*Task statement*:
Retype the whole listing below, character for character.

*Records*:
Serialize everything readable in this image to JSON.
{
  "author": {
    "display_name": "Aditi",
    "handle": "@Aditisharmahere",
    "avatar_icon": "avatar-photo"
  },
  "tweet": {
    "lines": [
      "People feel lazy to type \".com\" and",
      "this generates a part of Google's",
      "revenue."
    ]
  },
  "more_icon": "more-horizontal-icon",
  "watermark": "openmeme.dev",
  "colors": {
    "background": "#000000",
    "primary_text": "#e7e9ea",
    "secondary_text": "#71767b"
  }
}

*Finished exercise*:
Serialize everything readable in this image to JSON.
{
  "author": {
    "display_name": "Aditi",
    "handle": "@Aditisharmahere",
    "avatar_icon": "avatar-photo"
  },
  "tweet": {
    "lines": [
      "People feel lazy to type \".com\" and",
      "this generates a part of Google's",
      "revenue."
    ]
  },
  "more_icon": "more-horizontal-icon",
  "watermark": "openmeme.dev",
  "colors": {
    "background": "#000000",
    "primary_text": "#e7e9ea",
    "secondary_text": "#71767b"
  }
}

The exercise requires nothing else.